[Extracted data entries]
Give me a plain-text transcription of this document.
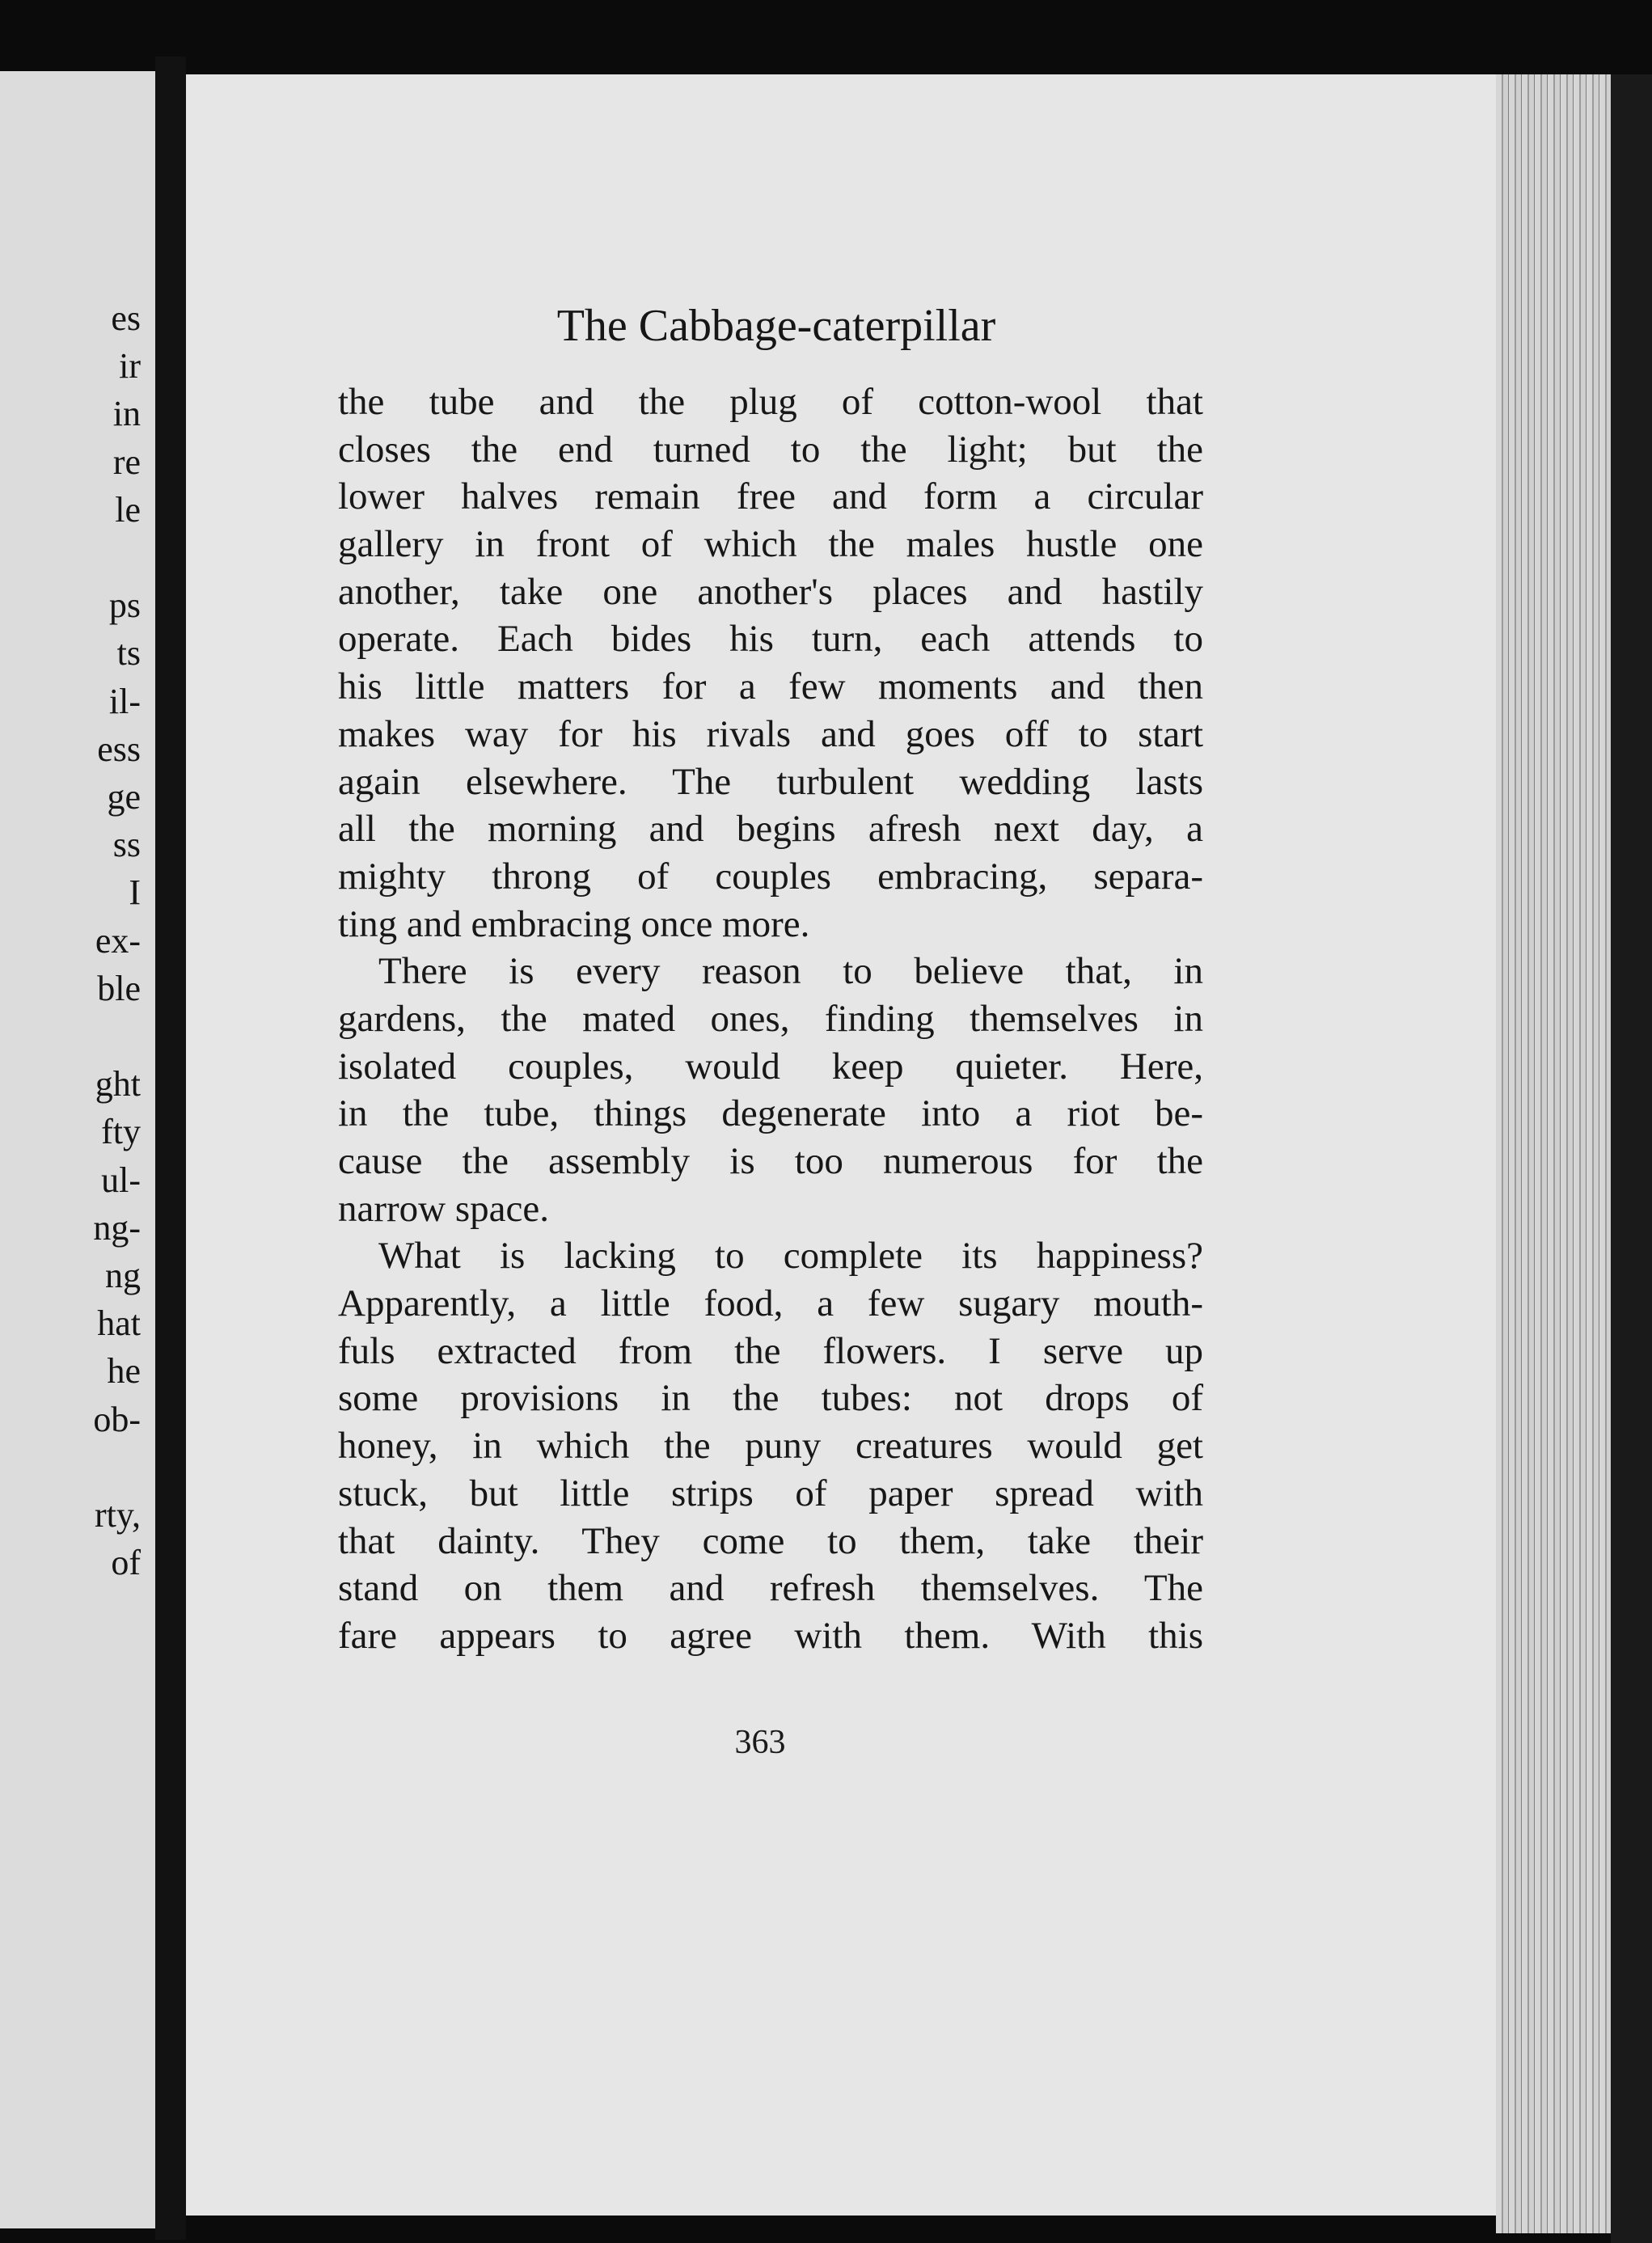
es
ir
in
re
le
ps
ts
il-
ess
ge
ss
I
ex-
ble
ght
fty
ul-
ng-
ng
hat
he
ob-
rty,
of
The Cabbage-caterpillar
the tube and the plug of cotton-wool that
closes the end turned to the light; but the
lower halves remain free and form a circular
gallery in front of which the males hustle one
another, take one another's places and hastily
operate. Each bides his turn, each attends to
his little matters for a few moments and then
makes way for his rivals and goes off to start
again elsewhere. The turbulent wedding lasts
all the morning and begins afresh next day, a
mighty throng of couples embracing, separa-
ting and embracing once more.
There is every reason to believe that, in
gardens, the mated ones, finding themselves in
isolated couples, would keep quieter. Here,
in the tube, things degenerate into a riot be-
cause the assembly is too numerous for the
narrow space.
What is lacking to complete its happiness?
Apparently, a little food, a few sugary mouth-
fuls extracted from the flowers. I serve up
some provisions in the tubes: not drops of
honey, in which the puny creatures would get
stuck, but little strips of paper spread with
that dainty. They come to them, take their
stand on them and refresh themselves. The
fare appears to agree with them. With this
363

### Work required
Looking at the material above, count the lines that hold "with" and give the total alone.

### Exercise solution
2